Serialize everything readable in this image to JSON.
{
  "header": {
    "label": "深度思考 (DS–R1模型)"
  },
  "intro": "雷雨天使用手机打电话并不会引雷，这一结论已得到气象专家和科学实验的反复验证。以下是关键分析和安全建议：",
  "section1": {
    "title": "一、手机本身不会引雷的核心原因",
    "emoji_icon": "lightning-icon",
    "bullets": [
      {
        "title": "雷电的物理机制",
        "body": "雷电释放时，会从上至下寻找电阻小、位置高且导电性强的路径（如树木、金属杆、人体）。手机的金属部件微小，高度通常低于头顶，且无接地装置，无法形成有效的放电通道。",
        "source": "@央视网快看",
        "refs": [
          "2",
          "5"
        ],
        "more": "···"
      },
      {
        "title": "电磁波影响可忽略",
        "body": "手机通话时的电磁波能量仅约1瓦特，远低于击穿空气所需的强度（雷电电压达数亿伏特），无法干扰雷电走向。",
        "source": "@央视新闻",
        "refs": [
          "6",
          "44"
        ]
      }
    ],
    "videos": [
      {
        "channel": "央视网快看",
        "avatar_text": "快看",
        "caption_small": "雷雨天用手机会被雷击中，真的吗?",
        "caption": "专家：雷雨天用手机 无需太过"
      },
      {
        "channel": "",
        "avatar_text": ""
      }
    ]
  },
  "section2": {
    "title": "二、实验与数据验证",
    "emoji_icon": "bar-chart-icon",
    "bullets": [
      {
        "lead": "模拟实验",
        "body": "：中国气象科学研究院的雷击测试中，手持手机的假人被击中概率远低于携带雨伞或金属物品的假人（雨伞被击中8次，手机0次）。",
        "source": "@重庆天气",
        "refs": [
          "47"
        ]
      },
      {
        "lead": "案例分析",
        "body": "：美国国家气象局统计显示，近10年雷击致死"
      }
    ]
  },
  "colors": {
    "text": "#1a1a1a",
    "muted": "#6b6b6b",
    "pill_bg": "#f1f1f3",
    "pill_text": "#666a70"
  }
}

--- --- ---

**Exercise requirements:** Give back all the data exactly as written.

**Completed task:**
Serialize everything readable in this image to JSON.
{
  "header": {
    "label": "深度思考 (DS–R1模型)"
  },
  "intro": "雷雨天使用手机打电话并不会引雷，这一结论已得到气象专家和科学实验的反复验证。以下是关键分析和安全建议：",
  "section1": {
    "title": "一、手机本身不会引雷的核心原因",
    "emoji_icon": "lightning-icon",
    "bullets": [
      {
        "title": "雷电的物理机制",
        "body": "雷电释放时，会从上至下寻找电阻小、位置高且导电性强的路径（如树木、金属杆、人体）。手机的金属部件微小，高度通常低于头顶，且无接地装置，无法形成有效的放电通道。",
        "source": "@央视网快看",
        "refs": [
          "2",
          "5"
        ],
        "more": "···"
      },
      {
        "title": "电磁波影响可忽略",
        "body": "手机通话时的电磁波能量仅约1瓦特，远低于击穿空气所需的强度（雷电电压达数亿伏特），无法干扰雷电走向。",
        "source": "@央视新闻",
        "refs": [
          "6",
          "44"
        ]
      }
    ],
    "videos": [
      {
        "channel": "央视网快看",
        "avatar_text": "快看",
        "caption_small": "雷雨天用手机会被雷击中，真的吗?",
        "caption": "专家：雷雨天用手机 无需太过"
      },
      {
        "channel": "",
        "avatar_text": ""
      }
    ]
  },
  "section2": {
    "title": "二、实验与数据验证",
    "emoji_icon": "bar-chart-icon",
    "bullets": [
      {
        "lead": "模拟实验",
        "body": "：中国气象科学研究院的雷击测试中，手持手机的假人被击中概率远低于携带雨伞或金属物品的假人（雨伞被击中8次，手机0次）。",
        "source": "@重庆天气",
        "refs": [
          "47"
        ]
      },
      {
        "lead": "案例分析",
        "body": "：美国国家气象局统计显示，近10年雷击致死"
      }
    ]
  },
  "colors": {
    "text": "#1a1a1a",
    "muted": "#6b6b6b",
    "pill_bg": "#f1f1f3",
    "pill_text": "#666a70"
  }
}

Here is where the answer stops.